◆ **WHAT YOU WILL DO**
Repeat everything in the material exactly.

◆ **RAW RECORDS**

— begin —

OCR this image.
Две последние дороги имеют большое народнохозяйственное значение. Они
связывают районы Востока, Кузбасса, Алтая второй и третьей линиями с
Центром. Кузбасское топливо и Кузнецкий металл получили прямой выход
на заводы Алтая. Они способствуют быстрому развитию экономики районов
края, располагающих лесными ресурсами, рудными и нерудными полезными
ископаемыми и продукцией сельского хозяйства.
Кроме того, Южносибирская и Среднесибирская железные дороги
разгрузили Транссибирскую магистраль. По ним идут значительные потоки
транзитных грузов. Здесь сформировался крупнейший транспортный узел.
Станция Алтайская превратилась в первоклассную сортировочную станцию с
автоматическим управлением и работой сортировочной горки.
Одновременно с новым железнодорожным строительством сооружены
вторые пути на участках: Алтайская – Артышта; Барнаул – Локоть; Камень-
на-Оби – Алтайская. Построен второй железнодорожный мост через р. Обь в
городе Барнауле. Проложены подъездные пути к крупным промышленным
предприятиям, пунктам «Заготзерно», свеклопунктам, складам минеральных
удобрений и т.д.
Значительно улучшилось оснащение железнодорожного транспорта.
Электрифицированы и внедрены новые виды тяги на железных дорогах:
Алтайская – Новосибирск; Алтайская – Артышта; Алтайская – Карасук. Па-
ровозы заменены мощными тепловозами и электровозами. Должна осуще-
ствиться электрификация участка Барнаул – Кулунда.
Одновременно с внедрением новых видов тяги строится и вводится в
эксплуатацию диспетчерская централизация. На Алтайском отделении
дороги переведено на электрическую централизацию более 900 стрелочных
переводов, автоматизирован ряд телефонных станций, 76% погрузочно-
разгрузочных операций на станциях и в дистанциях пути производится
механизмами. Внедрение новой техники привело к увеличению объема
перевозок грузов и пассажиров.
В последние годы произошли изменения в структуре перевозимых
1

— end —

◆ **RESULT BELOW**
OCR this image.
Две последние дороги имеют большое народнохозяйственное значение. Они
связывают районы Востока, Кузбасса, Алтая второй и третьей линиями с
Центром. Кузбасское топливо и Кузнецкий металл получили прямой выход
на заводы Алтая. Они способствуют быстрому развитию экономики районов
края, располагающих лесными ресурсами, рудными и нерудными полезными
ископаемыми и продукцией сельского хозяйства.
Кроме того, Южносибирская и Среднесибирская железные дороги
разгрузили Транссибирскую магистраль. По ним идут значительные потоки
транзитных грузов. Здесь сформировался крупнейший транспортный узел.
Станция Алтайская превратилась в первоклассную сортировочную станцию с
автоматическим управлением и работой сортировочной горки.
Одновременно с новым железнодорожным строительством сооружены
вторые пути на участках: Алтайская – Артышта; Барнаул – Локоть; Камень-
на-Оби – Алтайская. Построен второй железнодорожный мост через р. Обь в
городе Барнауле. Проложены подъездные пути к крупным промышленным
предприятиям, пунктам «Заготзерно», свеклопунктам, складам минеральных
удобрений и т.д.
Значительно улучшилось оснащение железнодорожного транспорта.
Электрифицированы и внедрены новые виды тяги на железных дорогах:
Алтайская – Новосибирск; Алтайская – Артышта; Алтайская – Карасук. Па-
ровозы заменены мощными тепловозами и электровозами. Должна осуще-
ствиться электрификация участка Барнаул – Кулунда.
Одновременно с внедрением новых видов тяги строится и вводится в
эксплуатацию диспетчерская централизация. На Алтайском отделении
дороги переведено на электрическую централизацию более 900 стрелочных
переводов, автоматизирован ряд телефонных станций, 76% погрузочно-
разгрузочных операций на станциях и в дистанциях пути производится
механизмами. Внедрение новой техники привело к увеличению объема
перевозок грузов и пассажиров.
В последние годы произошли изменения в структуре перевозимых
1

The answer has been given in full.